[start Material provided]

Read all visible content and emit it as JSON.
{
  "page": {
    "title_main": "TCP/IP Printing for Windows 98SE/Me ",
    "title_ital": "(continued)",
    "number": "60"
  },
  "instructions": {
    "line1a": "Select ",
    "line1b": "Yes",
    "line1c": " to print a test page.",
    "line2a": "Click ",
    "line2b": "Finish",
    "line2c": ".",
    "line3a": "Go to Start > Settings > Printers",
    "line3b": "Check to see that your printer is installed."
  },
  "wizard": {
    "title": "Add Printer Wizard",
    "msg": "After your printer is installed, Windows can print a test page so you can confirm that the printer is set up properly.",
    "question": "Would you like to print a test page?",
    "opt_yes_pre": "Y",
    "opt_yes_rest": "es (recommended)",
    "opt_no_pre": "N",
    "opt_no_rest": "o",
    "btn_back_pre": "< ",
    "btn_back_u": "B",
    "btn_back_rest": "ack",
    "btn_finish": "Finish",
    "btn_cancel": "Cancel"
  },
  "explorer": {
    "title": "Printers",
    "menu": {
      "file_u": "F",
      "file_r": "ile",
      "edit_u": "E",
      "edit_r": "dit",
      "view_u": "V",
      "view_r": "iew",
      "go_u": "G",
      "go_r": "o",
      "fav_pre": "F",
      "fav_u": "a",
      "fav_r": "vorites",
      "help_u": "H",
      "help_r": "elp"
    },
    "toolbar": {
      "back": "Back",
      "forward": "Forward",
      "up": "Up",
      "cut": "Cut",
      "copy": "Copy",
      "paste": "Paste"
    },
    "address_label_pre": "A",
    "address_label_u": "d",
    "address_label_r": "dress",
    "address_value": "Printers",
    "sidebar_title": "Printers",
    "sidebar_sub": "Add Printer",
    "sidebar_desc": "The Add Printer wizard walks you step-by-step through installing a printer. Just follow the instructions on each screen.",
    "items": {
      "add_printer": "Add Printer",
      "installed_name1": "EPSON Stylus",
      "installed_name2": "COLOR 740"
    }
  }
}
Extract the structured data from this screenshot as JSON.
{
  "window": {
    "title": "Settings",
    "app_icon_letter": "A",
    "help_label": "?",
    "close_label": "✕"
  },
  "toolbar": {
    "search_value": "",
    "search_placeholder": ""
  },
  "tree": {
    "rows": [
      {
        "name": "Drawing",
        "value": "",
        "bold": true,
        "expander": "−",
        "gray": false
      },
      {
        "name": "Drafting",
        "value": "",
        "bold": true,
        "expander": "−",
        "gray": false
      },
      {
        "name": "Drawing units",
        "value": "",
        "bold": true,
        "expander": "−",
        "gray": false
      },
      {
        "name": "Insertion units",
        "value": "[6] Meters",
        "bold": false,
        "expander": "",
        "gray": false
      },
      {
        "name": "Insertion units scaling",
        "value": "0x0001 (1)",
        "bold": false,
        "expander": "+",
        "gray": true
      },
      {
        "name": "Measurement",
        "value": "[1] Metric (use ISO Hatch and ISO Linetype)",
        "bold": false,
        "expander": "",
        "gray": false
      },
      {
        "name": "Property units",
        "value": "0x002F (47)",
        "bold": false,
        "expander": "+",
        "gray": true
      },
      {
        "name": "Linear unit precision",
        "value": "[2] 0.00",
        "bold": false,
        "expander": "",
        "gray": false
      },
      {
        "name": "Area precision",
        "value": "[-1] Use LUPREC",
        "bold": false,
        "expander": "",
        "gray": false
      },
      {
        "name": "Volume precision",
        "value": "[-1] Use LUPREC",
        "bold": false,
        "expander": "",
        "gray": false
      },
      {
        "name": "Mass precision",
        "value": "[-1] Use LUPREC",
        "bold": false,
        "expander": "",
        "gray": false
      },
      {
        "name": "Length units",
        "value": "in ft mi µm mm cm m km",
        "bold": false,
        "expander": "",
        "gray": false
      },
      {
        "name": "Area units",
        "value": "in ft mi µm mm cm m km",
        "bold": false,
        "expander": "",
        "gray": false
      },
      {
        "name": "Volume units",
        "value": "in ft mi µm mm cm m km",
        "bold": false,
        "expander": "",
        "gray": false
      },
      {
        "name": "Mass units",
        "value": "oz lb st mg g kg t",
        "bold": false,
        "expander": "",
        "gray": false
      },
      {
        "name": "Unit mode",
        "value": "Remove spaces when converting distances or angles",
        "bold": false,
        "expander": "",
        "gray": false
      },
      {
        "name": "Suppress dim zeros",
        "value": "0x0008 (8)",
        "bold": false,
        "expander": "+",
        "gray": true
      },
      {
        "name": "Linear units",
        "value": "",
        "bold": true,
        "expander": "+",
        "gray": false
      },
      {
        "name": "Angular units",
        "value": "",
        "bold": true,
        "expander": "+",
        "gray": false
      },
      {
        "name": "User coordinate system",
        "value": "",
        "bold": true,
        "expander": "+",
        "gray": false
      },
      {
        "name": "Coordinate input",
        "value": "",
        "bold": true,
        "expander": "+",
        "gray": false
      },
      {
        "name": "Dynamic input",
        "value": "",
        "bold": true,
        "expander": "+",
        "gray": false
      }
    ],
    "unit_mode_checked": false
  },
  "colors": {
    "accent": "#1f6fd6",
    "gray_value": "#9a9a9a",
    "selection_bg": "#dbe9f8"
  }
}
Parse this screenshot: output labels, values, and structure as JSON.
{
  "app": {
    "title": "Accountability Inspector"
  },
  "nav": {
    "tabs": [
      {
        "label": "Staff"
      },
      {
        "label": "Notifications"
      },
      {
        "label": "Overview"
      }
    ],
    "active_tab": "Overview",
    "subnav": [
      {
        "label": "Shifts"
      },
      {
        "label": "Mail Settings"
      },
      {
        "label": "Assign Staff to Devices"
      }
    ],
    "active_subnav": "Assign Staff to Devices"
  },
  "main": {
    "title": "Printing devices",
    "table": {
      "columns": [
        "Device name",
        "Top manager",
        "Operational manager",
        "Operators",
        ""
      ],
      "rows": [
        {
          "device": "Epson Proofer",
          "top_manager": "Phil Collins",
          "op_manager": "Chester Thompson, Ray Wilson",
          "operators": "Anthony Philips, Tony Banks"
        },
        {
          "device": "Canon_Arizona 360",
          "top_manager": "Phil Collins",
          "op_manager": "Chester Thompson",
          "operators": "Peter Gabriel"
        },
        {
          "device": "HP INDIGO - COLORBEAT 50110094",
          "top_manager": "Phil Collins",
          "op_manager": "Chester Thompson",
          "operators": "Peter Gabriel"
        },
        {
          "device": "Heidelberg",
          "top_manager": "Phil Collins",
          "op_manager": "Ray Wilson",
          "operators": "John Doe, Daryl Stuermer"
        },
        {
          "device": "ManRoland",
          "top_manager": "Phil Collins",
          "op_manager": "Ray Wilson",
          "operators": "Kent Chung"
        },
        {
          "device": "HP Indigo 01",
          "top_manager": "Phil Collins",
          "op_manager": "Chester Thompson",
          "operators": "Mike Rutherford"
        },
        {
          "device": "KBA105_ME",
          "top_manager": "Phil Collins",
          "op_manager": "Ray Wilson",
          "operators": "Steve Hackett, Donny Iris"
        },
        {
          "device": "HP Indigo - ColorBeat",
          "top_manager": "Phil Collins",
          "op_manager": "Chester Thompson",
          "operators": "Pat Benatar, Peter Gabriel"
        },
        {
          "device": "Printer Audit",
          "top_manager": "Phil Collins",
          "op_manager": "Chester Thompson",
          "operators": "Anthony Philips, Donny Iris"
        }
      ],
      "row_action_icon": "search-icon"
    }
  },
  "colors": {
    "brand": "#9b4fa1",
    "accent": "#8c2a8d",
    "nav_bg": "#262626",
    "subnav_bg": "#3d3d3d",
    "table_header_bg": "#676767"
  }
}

[end Material provided]

Description of the task =>
Return the whole listing exactly, with every line included.

Solution for this task =>
Read all visible content and emit it as JSON.
{
  "page": {
    "title_main": "TCP/IP Printing for Windows 98SE/Me ",
    "title_ital": "(continued)",
    "number": "60"
  },
  "instructions": {
    "line1a": "Select ",
    "line1b": "Yes",
    "line1c": " to print a test page.",
    "line2a": "Click ",
    "line2b": "Finish",
    "line2c": ".",
    "line3a": "Go to Start > Settings > Printers",
    "line3b": "Check to see that your printer is installed."
  },
  "wizard": {
    "title": "Add Printer Wizard",
    "msg": "After your printer is installed, Windows can print a test page so you can confirm that the printer is set up properly.",
    "question": "Would you like to print a test page?",
    "opt_yes_pre": "Y",
    "opt_yes_rest": "es (recommended)",
    "opt_no_pre": "N",
    "opt_no_rest": "o",
    "btn_back_pre": "< ",
    "btn_back_u": "B",
    "btn_back_rest": "ack",
    "btn_finish": "Finish",
    "btn_cancel": "Cancel"
  },
  "explorer": {
    "title": "Printers",
    "menu": {
      "file_u": "F",
      "file_r": "ile",
      "edit_u": "E",
      "edit_r": "dit",
      "view_u": "V",
      "view_r": "iew",
      "go_u": "G",
      "go_r": "o",
      "fav_pre": "F",
      "fav_u": "a",
      "fav_r": "vorites",
      "help_u": "H",
      "help_r": "elp"
    },
    "toolbar": {
      "back": "Back",
      "forward": "Forward",
      "up": "Up",
      "cut": "Cut",
      "copy": "Copy",
      "paste": "Paste"
    },
    "address_label_pre": "A",
    "address_label_u": "d",
    "address_label_r": "dress",
    "address_value": "Printers",
    "sidebar_title": "Printers",
    "sidebar_sub": "Add Printer",
    "sidebar_desc": "The Add Printer wizard walks you step-by-step through installing a printer. Just follow the instructions on each screen.",
    "items": {
      "add_printer": "Add Printer",
      "installed_name1": "EPSON Stylus",
      "installed_name2": "COLOR 740"
    }
  }
}
Extract the structured data from this screenshot as JSON.
{
  "window": {
    "title": "Settings",
    "app_icon_letter": "A",
    "help_label": "?",
    "close_label": "✕"
  },
  "toolbar": {
    "search_value": "",
    "search_placeholder": ""
  },
  "tree": {
    "rows": [
      {
        "name": "Drawing",
        "value": "",
        "bold": true,
        "expander": "−",
        "gray": false
      },
      {
        "name": "Drafting",
        "value": "",
        "bold": true,
        "expander": "−",
        "gray": false
      },
      {
        "name": "Drawing units",
        "value": "",
        "bold": true,
        "expander": "−",
        "gray": false
      },
      {
        "name": "Insertion units",
        "value": "[6] Meters",
        "bold": false,
        "expander": "",
        "gray": false
      },
      {
        "name": "Insertion units scaling",
        "value": "0x0001 (1)",
        "bold": false,
        "expander": "+",
        "gray": true
      },
      {
        "name": "Measurement",
        "value": "[1] Metric (use ISO Hatch and ISO Linetype)",
        "bold": false,
        "expander": "",
        "gray": false
      },
      {
        "name": "Property units",
        "value": "0x002F (47)",
        "bold": false,
        "expander": "+",
        "gray": true
      },
      {
        "name": "Linear unit precision",
        "value": "[2] 0.00",
        "bold": false,
        "expander": "",
        "gray": false
      },
      {
        "name": "Area precision",
        "value": "[-1] Use LUPREC",
        "bold": false,
        "expander": "",
        "gray": false
      },
      {
        "name": "Volume precision",
        "value": "[-1] Use LUPREC",
        "bold": false,
        "expander": "",
        "gray": false
      },
      {
        "name": "Mass precision",
        "value": "[-1] Use LUPREC",
        "bold": false,
        "expander": "",
        "gray": false
      },
      {
        "name": "Length units",
        "value": "in ft mi µm mm cm m km",
        "bold": false,
        "expander": "",
        "gray": false
      },
      {
        "name": "Area units",
        "value": "in ft mi µm mm cm m km",
        "bold": false,
        "expander": "",
        "gray": false
      },
      {
        "name": "Volume units",
        "value": "in ft mi µm mm cm m km",
        "bold": false,
        "expander": "",
        "gray": false
      },
      {
        "name": "Mass units",
        "value": "oz lb st mg g kg t",
        "bold": false,
        "expander": "",
        "gray": false
      },
      {
        "name": "Unit mode",
        "value": "Remove spaces when converting distances or angles",
        "bold": false,
        "expander": "",
        "gray": false
      },
      {
        "name": "Suppress dim zeros",
        "value": "0x0008 (8)",
        "bold": false,
        "expander": "+",
        "gray": true
      },
      {
        "name": "Linear units",
        "value": "",
        "bold": true,
        "expander": "+",
        "gray": false
      },
      {
        "name": "Angular units",
        "value": "",
        "bold": true,
        "expander": "+",
        "gray": false
      },
      {
        "name": "User coordinate system",
        "value": "",
        "bold": true,
        "expander": "+",
        "gray": false
      },
      {
        "name": "Coordinate input",
        "value": "",
        "bold": true,
        "expander": "+",
        "gray": false
      },
      {
        "name": "Dynamic input",
        "value": "",
        "bold": true,
        "expander": "+",
        "gray": false
      }
    ],
    "unit_mode_checked": false
  },
  "colors": {
    "accent": "#1f6fd6",
    "gray_value": "#9a9a9a",
    "selection_bg": "#dbe9f8"
  }
}
Parse this screenshot: output labels, values, and structure as JSON.
{
  "app": {
    "title": "Accountability Inspector"
  },
  "nav": {
    "tabs": [
      {
        "label": "Staff"
      },
      {
        "label": "Notifications"
      },
      {
        "label": "Overview"
      }
    ],
    "active_tab": "Overview",
    "subnav": [
      {
        "label": "Shifts"
      },
      {
        "label": "Mail Settings"
      },
      {
        "label": "Assign Staff to Devices"
      }
    ],
    "active_subnav": "Assign Staff to Devices"
  },
  "main": {
    "title": "Printing devices",
    "table": {
      "columns": [
        "Device name",
        "Top manager",
        "Operational manager",
        "Operators",
        ""
      ],
      "rows": [
        {
          "device": "Epson Proofer",
          "top_manager": "Phil Collins",
          "op_manager": "Chester Thompson, Ray Wilson",
          "operators": "Anthony Philips, Tony Banks"
        },
        {
          "device": "Canon_Arizona 360",
          "top_manager": "Phil Collins",
          "op_manager": "Chester Thompson",
          "operators": "Peter Gabriel"
        },
        {
          "device": "HP INDIGO - COLORBEAT 50110094",
          "top_manager": "Phil Collins",
          "op_manager": "Chester Thompson",
          "operators": "Peter Gabriel"
        },
        {
          "device": "Heidelberg",
          "top_manager": "Phil Collins",
          "op_manager": "Ray Wilson",
          "operators": "John Doe, Daryl Stuermer"
        },
        {
          "device": "ManRoland",
          "top_manager": "Phil Collins",
          "op_manager": "Ray Wilson",
          "operators": "Kent Chung"
        },
        {
          "device": "HP Indigo 01",
          "top_manager": "Phil Collins",
          "op_manager": "Chester Thompson",
          "operators": "Mike Rutherford"
        },
        {
          "device": "KBA105_ME",
          "top_manager": "Phil Collins",
          "op_manager": "Ray Wilson",
          "operators": "Steve Hackett, Donny Iris"
        },
        {
          "device": "HP Indigo - ColorBeat",
          "top_manager": "Phil Collins",
          "op_manager": "Chester Thompson",
          "operators": "Pat Benatar, Peter Gabriel"
        },
        {
          "device": "Printer Audit",
          "top_manager": "Phil Collins",
          "op_manager": "Chester Thompson",
          "operators": "Anthony Philips, Donny Iris"
        }
      ],
      "row_action_icon": "search-icon"
    }
  },
  "colors": {
    "brand": "#9b4fa1",
    "accent": "#8c2a8d",
    "nav_bg": "#262626",
    "subnav_bg": "#3d3d3d",
    "table_header_bg": "#676767"
  }
}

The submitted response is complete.